▸ About this exercise:
Below are entries. Pull out all lines containing "Tumor".

▸ The input:
◆ ◆ ◆

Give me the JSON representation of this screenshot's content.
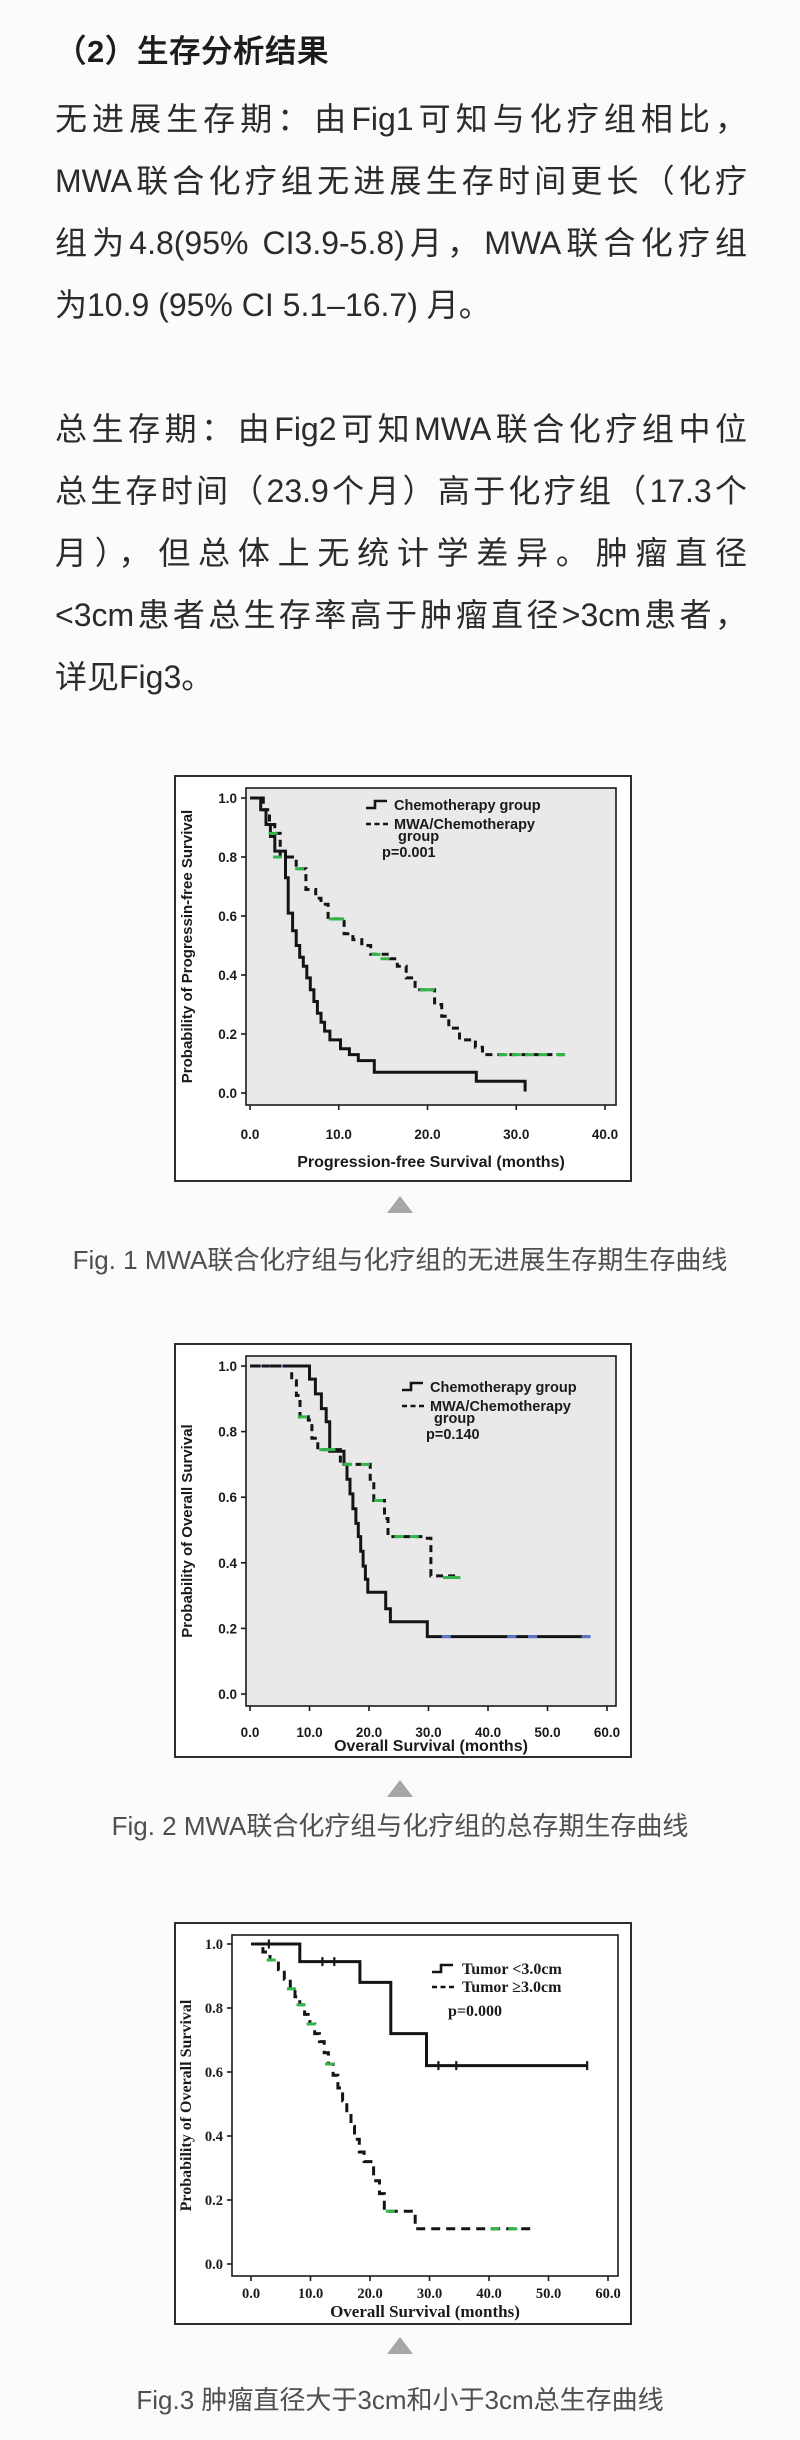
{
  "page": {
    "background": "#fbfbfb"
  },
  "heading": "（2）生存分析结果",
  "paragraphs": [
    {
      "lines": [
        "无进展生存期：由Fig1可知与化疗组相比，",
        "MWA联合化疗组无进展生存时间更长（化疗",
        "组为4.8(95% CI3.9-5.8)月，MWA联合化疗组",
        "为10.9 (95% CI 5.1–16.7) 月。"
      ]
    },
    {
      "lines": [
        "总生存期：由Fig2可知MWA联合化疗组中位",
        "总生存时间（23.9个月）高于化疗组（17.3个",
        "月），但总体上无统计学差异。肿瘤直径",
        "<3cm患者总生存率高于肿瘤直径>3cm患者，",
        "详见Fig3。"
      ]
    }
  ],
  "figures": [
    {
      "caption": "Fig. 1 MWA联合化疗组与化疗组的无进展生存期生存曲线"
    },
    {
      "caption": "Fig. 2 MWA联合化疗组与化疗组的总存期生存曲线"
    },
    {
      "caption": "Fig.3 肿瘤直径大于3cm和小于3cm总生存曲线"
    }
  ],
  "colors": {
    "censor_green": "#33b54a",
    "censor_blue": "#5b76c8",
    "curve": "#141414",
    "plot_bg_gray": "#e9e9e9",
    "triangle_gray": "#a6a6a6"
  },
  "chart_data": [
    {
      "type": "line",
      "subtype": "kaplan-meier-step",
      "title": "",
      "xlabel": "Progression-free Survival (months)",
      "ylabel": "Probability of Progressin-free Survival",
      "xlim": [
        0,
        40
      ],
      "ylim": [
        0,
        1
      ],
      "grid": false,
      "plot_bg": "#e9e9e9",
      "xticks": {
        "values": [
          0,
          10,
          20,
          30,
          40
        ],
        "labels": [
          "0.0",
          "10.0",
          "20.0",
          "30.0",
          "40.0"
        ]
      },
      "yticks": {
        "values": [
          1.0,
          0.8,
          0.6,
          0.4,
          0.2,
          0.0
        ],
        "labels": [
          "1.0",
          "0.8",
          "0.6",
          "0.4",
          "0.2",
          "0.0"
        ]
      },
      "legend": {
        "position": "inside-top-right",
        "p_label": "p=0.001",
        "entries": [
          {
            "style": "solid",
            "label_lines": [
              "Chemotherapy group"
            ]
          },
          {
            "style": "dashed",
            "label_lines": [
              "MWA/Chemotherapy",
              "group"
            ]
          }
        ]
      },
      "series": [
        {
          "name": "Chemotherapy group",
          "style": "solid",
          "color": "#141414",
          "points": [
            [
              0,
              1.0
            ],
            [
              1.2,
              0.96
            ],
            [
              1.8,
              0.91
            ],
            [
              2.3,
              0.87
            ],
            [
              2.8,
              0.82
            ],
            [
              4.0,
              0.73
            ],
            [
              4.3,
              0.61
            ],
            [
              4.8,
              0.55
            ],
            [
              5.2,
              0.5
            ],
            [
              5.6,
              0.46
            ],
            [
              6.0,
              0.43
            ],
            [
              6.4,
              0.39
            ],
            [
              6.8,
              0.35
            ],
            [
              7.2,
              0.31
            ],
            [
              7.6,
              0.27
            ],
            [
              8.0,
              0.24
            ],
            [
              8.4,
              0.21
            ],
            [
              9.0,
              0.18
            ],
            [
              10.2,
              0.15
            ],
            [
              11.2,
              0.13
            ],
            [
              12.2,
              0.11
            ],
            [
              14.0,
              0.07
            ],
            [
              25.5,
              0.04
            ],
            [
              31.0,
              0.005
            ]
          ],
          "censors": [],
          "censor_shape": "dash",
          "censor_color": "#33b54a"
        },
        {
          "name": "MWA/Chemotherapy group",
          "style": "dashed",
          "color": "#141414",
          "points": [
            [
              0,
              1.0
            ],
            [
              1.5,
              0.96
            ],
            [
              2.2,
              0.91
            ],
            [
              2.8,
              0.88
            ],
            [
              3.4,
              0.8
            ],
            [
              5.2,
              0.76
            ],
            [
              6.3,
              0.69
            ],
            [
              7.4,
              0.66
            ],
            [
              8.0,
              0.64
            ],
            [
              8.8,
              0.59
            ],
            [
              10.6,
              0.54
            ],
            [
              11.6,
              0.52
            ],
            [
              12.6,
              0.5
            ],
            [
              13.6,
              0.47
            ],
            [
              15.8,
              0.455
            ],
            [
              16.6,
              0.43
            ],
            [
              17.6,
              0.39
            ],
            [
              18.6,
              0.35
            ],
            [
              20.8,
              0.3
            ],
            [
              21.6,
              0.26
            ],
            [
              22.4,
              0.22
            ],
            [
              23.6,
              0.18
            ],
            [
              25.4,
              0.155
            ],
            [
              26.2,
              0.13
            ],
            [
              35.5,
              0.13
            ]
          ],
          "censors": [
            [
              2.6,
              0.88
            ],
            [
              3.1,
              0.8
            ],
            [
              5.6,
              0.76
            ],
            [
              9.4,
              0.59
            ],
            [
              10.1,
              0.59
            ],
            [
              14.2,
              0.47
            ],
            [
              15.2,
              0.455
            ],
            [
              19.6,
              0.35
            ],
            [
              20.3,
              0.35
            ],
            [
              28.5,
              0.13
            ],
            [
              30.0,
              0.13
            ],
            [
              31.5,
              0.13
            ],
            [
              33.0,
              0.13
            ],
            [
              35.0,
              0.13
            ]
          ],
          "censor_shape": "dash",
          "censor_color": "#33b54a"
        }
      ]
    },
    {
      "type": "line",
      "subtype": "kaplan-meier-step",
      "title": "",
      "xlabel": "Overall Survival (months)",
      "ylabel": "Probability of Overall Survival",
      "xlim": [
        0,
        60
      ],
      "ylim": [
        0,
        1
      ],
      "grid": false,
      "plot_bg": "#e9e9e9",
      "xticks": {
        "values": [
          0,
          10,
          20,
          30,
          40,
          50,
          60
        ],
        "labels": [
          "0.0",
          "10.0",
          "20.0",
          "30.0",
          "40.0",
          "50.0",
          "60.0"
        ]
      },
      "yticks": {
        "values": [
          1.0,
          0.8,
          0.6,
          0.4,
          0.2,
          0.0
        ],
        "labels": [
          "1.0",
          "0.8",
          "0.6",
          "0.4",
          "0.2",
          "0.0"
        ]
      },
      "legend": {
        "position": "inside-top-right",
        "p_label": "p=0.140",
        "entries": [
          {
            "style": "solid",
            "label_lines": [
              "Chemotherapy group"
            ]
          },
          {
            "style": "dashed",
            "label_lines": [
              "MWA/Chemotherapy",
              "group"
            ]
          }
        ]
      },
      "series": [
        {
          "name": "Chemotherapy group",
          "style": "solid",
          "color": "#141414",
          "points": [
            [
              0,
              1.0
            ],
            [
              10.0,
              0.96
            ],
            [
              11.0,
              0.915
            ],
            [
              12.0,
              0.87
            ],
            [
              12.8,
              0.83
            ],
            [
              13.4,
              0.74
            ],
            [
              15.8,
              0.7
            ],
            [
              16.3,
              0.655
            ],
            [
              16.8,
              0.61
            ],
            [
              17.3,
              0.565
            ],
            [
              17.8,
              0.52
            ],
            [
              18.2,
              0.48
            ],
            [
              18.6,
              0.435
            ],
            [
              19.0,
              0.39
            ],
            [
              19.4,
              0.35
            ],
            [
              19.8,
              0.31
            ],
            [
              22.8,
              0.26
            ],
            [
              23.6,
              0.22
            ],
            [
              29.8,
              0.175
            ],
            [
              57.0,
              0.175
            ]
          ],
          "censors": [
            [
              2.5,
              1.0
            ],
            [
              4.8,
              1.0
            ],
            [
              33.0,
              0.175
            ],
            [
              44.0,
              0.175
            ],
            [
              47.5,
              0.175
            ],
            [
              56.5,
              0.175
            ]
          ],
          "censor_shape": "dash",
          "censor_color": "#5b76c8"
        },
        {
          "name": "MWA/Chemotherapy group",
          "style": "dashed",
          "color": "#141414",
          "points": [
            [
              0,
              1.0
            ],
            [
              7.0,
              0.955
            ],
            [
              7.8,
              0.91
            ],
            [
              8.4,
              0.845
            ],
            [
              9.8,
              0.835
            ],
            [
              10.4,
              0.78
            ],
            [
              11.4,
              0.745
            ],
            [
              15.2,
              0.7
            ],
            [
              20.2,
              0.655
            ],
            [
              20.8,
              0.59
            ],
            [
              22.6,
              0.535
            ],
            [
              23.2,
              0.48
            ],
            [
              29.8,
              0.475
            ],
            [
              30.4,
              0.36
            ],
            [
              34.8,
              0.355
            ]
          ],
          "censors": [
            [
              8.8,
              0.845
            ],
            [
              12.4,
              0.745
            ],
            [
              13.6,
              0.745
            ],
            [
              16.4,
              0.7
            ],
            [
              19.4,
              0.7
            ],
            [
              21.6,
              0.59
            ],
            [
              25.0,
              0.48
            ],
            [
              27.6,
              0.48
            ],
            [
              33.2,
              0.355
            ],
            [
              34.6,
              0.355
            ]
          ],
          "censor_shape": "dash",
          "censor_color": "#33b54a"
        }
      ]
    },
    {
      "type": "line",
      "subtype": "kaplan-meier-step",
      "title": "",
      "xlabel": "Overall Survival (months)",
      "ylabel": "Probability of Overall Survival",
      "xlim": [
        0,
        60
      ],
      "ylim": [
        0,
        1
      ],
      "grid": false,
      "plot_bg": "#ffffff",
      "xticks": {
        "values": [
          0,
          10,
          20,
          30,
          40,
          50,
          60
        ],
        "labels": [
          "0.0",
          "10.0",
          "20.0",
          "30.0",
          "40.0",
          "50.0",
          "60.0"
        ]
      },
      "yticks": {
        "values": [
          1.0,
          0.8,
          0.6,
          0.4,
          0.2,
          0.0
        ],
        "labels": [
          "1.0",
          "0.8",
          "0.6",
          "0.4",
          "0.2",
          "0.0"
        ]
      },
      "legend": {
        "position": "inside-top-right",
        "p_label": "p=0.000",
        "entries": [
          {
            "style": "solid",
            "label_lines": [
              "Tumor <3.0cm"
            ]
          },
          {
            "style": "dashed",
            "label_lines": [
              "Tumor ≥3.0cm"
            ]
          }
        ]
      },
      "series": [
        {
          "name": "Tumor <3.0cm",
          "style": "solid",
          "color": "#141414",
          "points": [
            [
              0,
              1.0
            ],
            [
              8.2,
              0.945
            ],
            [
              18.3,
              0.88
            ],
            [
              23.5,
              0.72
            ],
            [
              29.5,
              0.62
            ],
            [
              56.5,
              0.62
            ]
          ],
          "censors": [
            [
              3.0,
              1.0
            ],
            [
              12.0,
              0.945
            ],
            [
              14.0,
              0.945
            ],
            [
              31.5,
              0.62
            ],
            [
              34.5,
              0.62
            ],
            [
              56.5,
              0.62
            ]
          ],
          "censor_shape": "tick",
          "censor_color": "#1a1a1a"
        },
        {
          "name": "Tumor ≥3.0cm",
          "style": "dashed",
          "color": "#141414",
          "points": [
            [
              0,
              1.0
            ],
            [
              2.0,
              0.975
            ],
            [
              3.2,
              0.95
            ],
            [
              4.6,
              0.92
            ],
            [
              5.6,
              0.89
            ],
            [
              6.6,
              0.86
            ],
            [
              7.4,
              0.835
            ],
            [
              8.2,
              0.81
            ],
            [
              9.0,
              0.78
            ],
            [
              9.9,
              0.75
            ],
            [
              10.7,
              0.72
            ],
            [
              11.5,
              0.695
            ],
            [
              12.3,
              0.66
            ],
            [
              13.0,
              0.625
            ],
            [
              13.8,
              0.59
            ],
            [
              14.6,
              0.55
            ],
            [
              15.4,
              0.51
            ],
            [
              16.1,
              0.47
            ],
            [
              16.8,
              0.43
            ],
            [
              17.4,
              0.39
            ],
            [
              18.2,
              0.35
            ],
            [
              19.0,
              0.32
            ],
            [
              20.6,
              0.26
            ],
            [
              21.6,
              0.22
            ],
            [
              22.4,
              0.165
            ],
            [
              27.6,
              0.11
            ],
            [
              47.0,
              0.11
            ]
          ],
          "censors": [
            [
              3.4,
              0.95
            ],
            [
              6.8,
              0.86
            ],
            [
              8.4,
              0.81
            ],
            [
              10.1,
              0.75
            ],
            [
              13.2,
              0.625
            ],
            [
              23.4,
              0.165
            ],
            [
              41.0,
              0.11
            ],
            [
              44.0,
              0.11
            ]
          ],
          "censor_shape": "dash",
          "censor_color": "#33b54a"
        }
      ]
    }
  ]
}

◆ ◆ ◆

▸ Solution:
              "Tumor <3.0cm"
              "Tumor ≥3.0cm"
          "name": "Tumor <3.0cm",
          "name": "Tumor ≥3.0cm",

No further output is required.